─── Data to process

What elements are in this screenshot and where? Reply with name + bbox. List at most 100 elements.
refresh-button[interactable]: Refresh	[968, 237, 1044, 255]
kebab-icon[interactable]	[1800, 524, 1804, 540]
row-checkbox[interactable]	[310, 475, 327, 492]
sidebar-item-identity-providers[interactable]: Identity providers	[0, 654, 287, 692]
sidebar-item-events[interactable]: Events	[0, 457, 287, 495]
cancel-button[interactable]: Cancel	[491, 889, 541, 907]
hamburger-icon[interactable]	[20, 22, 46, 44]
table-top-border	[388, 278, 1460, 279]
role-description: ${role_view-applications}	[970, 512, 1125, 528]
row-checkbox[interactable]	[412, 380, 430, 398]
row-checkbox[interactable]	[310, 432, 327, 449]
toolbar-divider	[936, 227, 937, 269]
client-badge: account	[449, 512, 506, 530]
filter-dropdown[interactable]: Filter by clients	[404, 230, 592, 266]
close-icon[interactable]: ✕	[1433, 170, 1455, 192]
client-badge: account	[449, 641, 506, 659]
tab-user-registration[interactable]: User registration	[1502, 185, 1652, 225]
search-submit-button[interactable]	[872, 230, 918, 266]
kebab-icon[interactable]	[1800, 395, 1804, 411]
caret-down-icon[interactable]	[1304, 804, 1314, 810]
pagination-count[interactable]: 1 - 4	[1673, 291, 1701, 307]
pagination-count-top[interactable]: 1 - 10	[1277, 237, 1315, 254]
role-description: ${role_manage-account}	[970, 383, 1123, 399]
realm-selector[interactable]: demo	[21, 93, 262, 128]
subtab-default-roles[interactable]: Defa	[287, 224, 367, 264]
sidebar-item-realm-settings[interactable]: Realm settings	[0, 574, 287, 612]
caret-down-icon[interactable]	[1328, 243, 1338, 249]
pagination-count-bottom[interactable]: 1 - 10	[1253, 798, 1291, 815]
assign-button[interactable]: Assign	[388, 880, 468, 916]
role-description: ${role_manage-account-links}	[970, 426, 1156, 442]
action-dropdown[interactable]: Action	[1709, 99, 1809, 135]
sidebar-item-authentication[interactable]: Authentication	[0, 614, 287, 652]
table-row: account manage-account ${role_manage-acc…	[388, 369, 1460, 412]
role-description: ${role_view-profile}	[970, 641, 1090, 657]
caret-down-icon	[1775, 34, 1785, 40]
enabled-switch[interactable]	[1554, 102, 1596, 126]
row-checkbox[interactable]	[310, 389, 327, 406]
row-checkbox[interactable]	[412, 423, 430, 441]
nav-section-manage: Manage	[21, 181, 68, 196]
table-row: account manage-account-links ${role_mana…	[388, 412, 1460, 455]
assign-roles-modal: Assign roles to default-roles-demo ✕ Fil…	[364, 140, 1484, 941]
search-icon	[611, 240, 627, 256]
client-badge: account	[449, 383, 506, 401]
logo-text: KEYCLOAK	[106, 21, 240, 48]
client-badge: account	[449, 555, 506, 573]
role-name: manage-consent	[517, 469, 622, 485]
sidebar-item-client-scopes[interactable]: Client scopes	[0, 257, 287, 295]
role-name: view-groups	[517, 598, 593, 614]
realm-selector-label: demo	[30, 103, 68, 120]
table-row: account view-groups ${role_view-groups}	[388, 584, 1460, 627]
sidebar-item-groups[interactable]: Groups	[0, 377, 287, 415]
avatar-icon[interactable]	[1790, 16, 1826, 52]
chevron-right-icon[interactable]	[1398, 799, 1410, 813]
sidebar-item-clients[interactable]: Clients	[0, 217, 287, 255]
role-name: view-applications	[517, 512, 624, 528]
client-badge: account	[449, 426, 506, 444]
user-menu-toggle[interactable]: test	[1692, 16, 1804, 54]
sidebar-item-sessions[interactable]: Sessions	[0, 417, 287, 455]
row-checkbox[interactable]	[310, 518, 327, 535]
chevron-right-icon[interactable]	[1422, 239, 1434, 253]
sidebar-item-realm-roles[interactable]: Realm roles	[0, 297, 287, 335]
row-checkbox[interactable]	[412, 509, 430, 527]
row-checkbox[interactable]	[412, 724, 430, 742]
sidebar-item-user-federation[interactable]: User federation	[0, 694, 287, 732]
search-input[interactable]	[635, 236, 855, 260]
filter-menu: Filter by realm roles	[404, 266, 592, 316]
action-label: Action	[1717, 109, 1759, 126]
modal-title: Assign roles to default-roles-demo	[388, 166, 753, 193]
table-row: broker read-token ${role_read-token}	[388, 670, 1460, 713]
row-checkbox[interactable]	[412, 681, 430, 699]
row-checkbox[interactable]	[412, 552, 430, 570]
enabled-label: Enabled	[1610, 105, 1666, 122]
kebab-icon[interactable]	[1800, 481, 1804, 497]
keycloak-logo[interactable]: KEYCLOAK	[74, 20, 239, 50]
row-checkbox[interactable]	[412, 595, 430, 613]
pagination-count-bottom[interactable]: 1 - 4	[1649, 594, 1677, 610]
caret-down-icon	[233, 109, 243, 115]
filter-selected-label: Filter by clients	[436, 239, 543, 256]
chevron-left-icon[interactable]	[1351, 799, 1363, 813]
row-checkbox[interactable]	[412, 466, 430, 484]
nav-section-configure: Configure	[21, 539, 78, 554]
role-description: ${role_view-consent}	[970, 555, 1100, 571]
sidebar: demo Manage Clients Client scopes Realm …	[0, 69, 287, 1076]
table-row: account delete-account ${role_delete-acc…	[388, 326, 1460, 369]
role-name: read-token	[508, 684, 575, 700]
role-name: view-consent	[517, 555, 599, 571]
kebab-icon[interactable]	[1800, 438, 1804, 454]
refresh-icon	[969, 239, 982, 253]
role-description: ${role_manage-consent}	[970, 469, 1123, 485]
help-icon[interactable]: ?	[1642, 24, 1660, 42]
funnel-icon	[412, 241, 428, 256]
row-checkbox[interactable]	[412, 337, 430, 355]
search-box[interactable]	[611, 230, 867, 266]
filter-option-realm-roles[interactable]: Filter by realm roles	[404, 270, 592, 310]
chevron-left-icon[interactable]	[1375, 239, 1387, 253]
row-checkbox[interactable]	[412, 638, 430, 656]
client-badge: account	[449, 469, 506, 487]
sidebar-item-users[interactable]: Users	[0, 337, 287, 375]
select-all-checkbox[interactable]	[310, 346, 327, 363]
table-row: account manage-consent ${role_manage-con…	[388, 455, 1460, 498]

──────

*Directive*
Rewrite the records above, replacing each occurrence of "kebab-icon" with "overflow-menu-icon" and leaving everything else unchanged.

*Solution for this task*
What elements are in this screenshot and where? Reply with name + bbox. List at most 100 elements.
refresh-button[interactable]: Refresh	[968, 237, 1044, 255]
overflow-menu-icon[interactable]	[1800, 524, 1804, 540]
row-checkbox[interactable]	[310, 475, 327, 492]
sidebar-item-identity-providers[interactable]: Identity providers	[0, 654, 287, 692]
sidebar-item-events[interactable]: Events	[0, 457, 287, 495]
cancel-button[interactable]: Cancel	[491, 889, 541, 907]
hamburger-icon[interactable]	[20, 22, 46, 44]
table-top-border	[388, 278, 1460, 279]
role-description: ${role_view-applications}	[970, 512, 1125, 528]
row-checkbox[interactable]	[412, 380, 430, 398]
row-checkbox[interactable]	[310, 432, 327, 449]
toolbar-divider	[936, 227, 937, 269]
client-badge: account	[449, 512, 506, 530]
filter-dropdown[interactable]: Filter by clients	[404, 230, 592, 266]
close-icon[interactable]: ✕	[1433, 170, 1455, 192]
client-badge: account	[449, 641, 506, 659]
tab-user-registration[interactable]: User registration	[1502, 185, 1652, 225]
search-submit-button[interactable]	[872, 230, 918, 266]
overflow-menu-icon[interactable]	[1800, 395, 1804, 411]
caret-down-icon[interactable]	[1304, 804, 1314, 810]
pagination-count[interactable]: 1 - 4	[1673, 291, 1701, 307]
pagination-count-top[interactable]: 1 - 10	[1277, 237, 1315, 254]
role-description: ${role_manage-account}	[970, 383, 1123, 399]
realm-selector[interactable]: demo	[21, 93, 262, 128]
subtab-default-roles[interactable]: Defa	[287, 224, 367, 264]
sidebar-item-realm-settings[interactable]: Realm settings	[0, 574, 287, 612]
caret-down-icon[interactable]	[1328, 243, 1338, 249]
pagination-count-bottom[interactable]: 1 - 10	[1253, 798, 1291, 815]
assign-button[interactable]: Assign	[388, 880, 468, 916]
role-description: ${role_manage-account-links}	[970, 426, 1156, 442]
action-dropdown[interactable]: Action	[1709, 99, 1809, 135]
sidebar-item-authentication[interactable]: Authentication	[0, 614, 287, 652]
table-row: account manage-account ${role_manage-acc…	[388, 369, 1460, 412]
role-description: ${role_view-profile}	[970, 641, 1090, 657]
caret-down-icon	[1775, 34, 1785, 40]
enabled-switch[interactable]	[1554, 102, 1596, 126]
row-checkbox[interactable]	[310, 389, 327, 406]
row-checkbox[interactable]	[412, 423, 430, 441]
nav-section-manage: Manage	[21, 181, 68, 196]
table-row: account manage-account-links ${role_mana…	[388, 412, 1460, 455]
assign-roles-modal: Assign roles to default-roles-demo ✕ Fil…	[364, 140, 1484, 941]
search-icon	[611, 240, 627, 256]
client-badge: account	[449, 383, 506, 401]
logo-text: KEYCLOAK	[106, 21, 240, 48]
client-badge: account	[449, 555, 506, 573]
role-name: manage-consent	[517, 469, 622, 485]
sidebar-item-client-scopes[interactable]: Client scopes	[0, 257, 287, 295]
role-name: view-groups	[517, 598, 593, 614]
realm-selector-label: demo	[30, 103, 68, 120]
table-row: account view-groups ${role_view-groups}	[388, 584, 1460, 627]
sidebar-item-groups[interactable]: Groups	[0, 377, 287, 415]
avatar-icon[interactable]	[1790, 16, 1826, 52]
chevron-right-icon[interactable]	[1398, 799, 1410, 813]
sidebar-item-clients[interactable]: Clients	[0, 217, 287, 255]
role-name: view-applications	[517, 512, 624, 528]
client-badge: account	[449, 426, 506, 444]
user-menu-toggle[interactable]: test	[1692, 16, 1804, 54]
sidebar-item-sessions[interactable]: Sessions	[0, 417, 287, 455]
row-checkbox[interactable]	[310, 518, 327, 535]
chevron-right-icon[interactable]	[1422, 239, 1434, 253]
sidebar-item-realm-roles[interactable]: Realm roles	[0, 297, 287, 335]
row-checkbox[interactable]	[412, 509, 430, 527]
row-checkbox[interactable]	[412, 724, 430, 742]
sidebar-item-user-federation[interactable]: User federation	[0, 694, 287, 732]
search-input[interactable]	[635, 236, 855, 260]
filter-menu: Filter by realm roles	[404, 266, 592, 316]
action-label: Action	[1717, 109, 1759, 126]
modal-title: Assign roles to default-roles-demo	[388, 166, 753, 193]
table-row: broker read-token ${role_read-token}	[388, 670, 1460, 713]
row-checkbox[interactable]	[412, 681, 430, 699]
row-checkbox[interactable]	[412, 552, 430, 570]
enabled-label: Enabled	[1610, 105, 1666, 122]
overflow-menu-icon[interactable]	[1800, 481, 1804, 497]
keycloak-logo[interactable]: KEYCLOAK	[74, 20, 239, 50]
row-checkbox[interactable]	[412, 595, 430, 613]
pagination-count-bottom[interactable]: 1 - 4	[1649, 594, 1677, 610]
caret-down-icon	[233, 109, 243, 115]
filter-selected-label: Filter by clients	[436, 239, 543, 256]
chevron-left-icon[interactable]	[1351, 799, 1363, 813]
row-checkbox[interactable]	[412, 466, 430, 484]
nav-section-configure: Configure	[21, 539, 78, 554]
role-description: ${role_view-consent}	[970, 555, 1100, 571]
sidebar: demo Manage Clients Client scopes Realm …	[0, 69, 287, 1076]
table-row: account delete-account ${role_delete-acc…	[388, 326, 1460, 369]
role-name: read-token	[508, 684, 575, 700]
role-name: view-consent	[517, 555, 599, 571]
overflow-menu-icon[interactable]	[1800, 438, 1804, 454]
refresh-icon	[969, 239, 982, 253]
role-description: ${role_manage-consent}	[970, 469, 1123, 485]
help-icon[interactable]: ?	[1642, 24, 1660, 42]
funnel-icon	[412, 241, 428, 256]
row-checkbox[interactable]	[412, 337, 430, 355]
search-box[interactable]	[611, 230, 867, 266]
filter-option-realm-roles[interactable]: Filter by realm roles	[404, 270, 592, 310]
chevron-left-icon[interactable]	[1375, 239, 1387, 253]
row-checkbox[interactable]	[412, 638, 430, 656]
client-badge: account	[449, 469, 506, 487]
sidebar-item-users[interactable]: Users	[0, 337, 287, 375]
select-all-checkbox[interactable]	[310, 346, 327, 363]
table-row: account manage-consent ${role_manage-con…	[388, 455, 1460, 498]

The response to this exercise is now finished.